A block of data:
-- Start --
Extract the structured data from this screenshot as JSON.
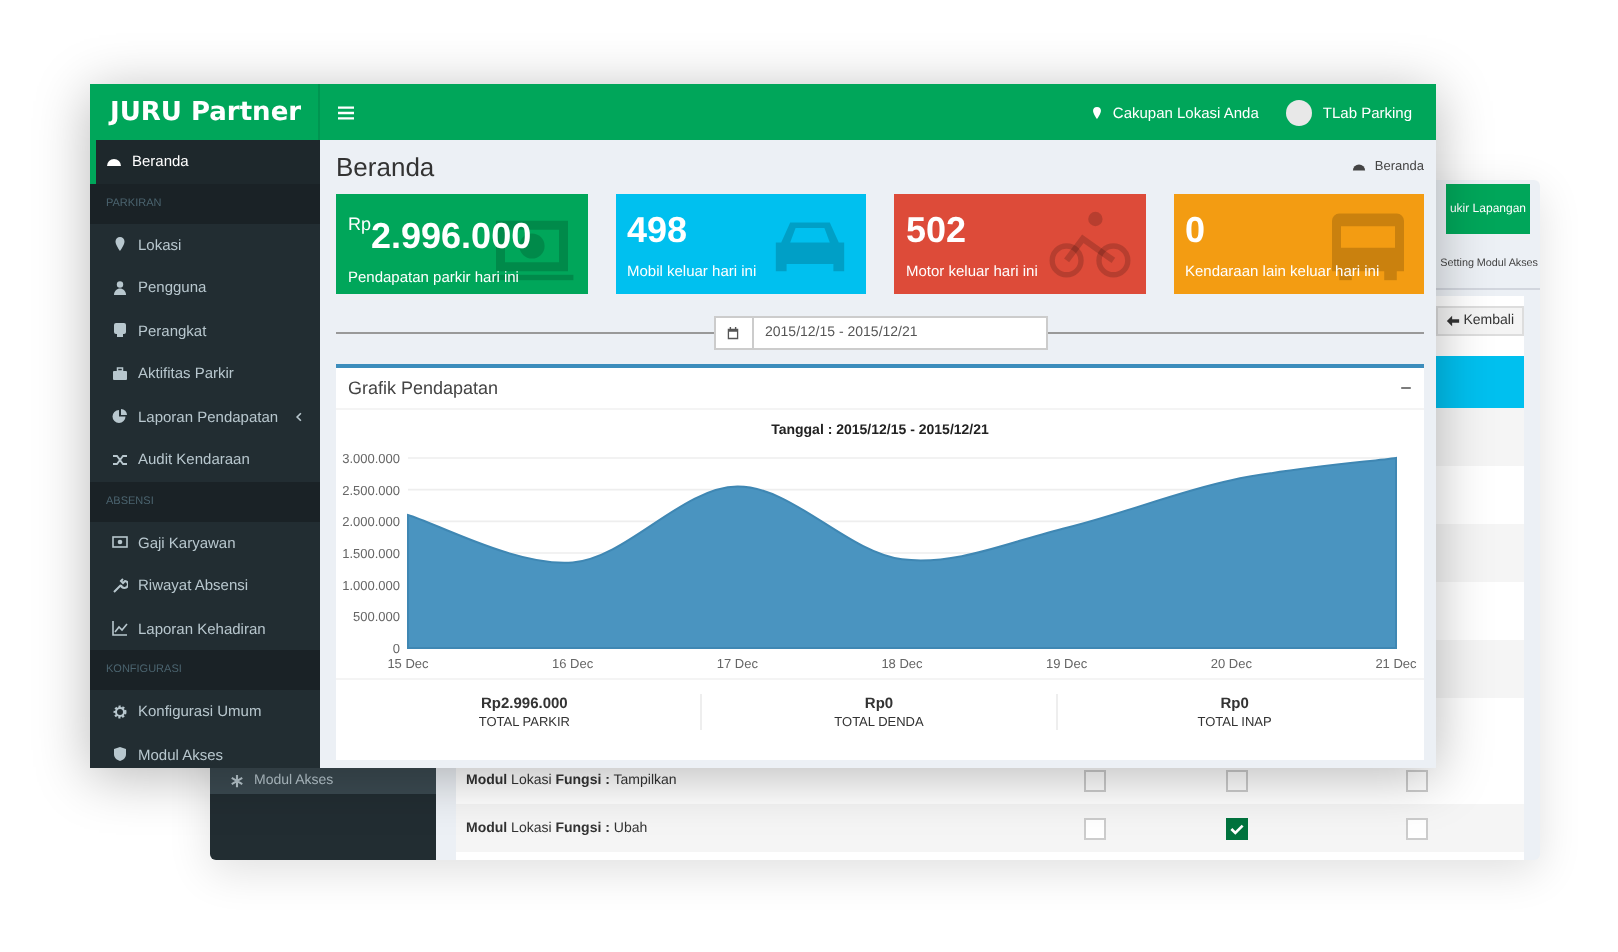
{
  "back_window": {
    "header_button": "ukir Lapangan",
    "breadcrumb": "Setting Modul Akses",
    "back_button": "Kembali",
    "sidebar_item": {
      "label": "Modul Akses",
      "selected": true
    },
    "permission_rows": [
      {
        "label": "**Modul** Lokasi **Fungsi :** Tampilkan",
        "checks": [
          {
            "checked": false
          },
          {
            "checked": false
          },
          {
            "checked": false
          }
        ]
      },
      {
        "label": "**Modul** Lokasi **Fungsi :** Ubah",
        "checks": [
          {
            "checked": false
          },
          {
            "checked": true
          },
          {
            "checked": false
          }
        ]
      }
    ]
  },
  "front_window": {
    "brand": "JURU Partner",
    "header": {
      "location": "Cakupan Lokasi Anda",
      "user": "TLab Parking"
    },
    "sidebar": [
      {
        "kind": "item",
        "label": "Beranda",
        "selected": true
      },
      {
        "kind": "header",
        "label": "PARKIRAN"
      },
      {
        "kind": "item",
        "label": "Lokasi",
        "selected": false
      },
      {
        "kind": "item",
        "label": "Pengguna",
        "selected": false
      },
      {
        "kind": "item",
        "label": "Perangkat",
        "selected": false
      },
      {
        "kind": "item",
        "label": "Aktifitas Parkir",
        "selected": false
      },
      {
        "kind": "item",
        "label": "Laporan Pendapatan",
        "selected": false,
        "expanded": false
      },
      {
        "kind": "item",
        "label": "Audit Kendaraan",
        "selected": false
      },
      {
        "kind": "header",
        "label": "ABSENSI"
      },
      {
        "kind": "item",
        "label": "Gaji Karyawan",
        "selected": false
      },
      {
        "kind": "item",
        "label": "Riwayat Absensi",
        "selected": false
      },
      {
        "kind": "item",
        "label": "Laporan Kehadiran",
        "selected": false
      },
      {
        "kind": "header",
        "label": "KONFIGURASI"
      },
      {
        "kind": "item",
        "label": "Konfigurasi Umum",
        "selected": false
      },
      {
        "kind": "item",
        "label": "Modul Akses",
        "selected": false
      }
    ],
    "page_title": "Beranda",
    "breadcrumb": "Beranda",
    "stat_cards": [
      {
        "value": "$^{Rp}$2.996.000",
        "label": "Pendapatan parkir hari ini",
        "color": "#00a65a"
      },
      {
        "value": "498",
        "label": "Mobil keluar hari ini",
        "color": "#00c0ef"
      },
      {
        "value": "502",
        "label": "Motor keluar hari ini",
        "color": "#dd4b39"
      },
      {
        "value": "0",
        "label": "Kendaraan lain keluar hari ini",
        "color": "#f39c12"
      }
    ],
    "date_range": "2015/12/15 - 2015/12/21",
    "chart_panel": {
      "title": "Grafik Pendapatan",
      "chart_data": {
        "type": "area",
        "title": "Tanggal : 2015/12/15 - 2015/12/21",
        "categories": [
          "15 Dec",
          "16 Dec",
          "17 Dec",
          "18 Dec",
          "19 Dec",
          "20 Dec",
          "21 Dec"
        ],
        "values": [
          2100000,
          1350000,
          2550000,
          1400000,
          1900000,
          2650000,
          3000000
        ],
        "ylim": [
          0,
          3000000
        ],
        "grid": true,
        "yticks": [
          {
            "value": 0,
            "label": "0"
          },
          {
            "value": 500000,
            "label": "500.000"
          },
          {
            "value": 1000000,
            "label": "1.000.000"
          },
          {
            "value": 1500000,
            "label": "1.500.000"
          },
          {
            "value": 2000000,
            "label": "2.000.000"
          },
          {
            "value": 2500000,
            "label": "2.500.000"
          },
          {
            "value": 3000000,
            "label": "3.000.000"
          }
        ]
      },
      "totals": [
        {
          "value": "Rp2.996.000",
          "label": "TOTAL PARKIR"
        },
        {
          "value": "Rp0",
          "label": "TOTAL DENDA"
        },
        {
          "value": "Rp0",
          "label": "TOTAL INAP"
        }
      ]
    }
  }
}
-- End --
* [Exercise]
Pick out all the lines with the word "keluar" in them and copy them.

* [Output for this exercise]
        "label": "Mobil keluar hari ini",
        "label": "Motor keluar hari ini",
        "label": "Kendaraan lain keluar hari ini",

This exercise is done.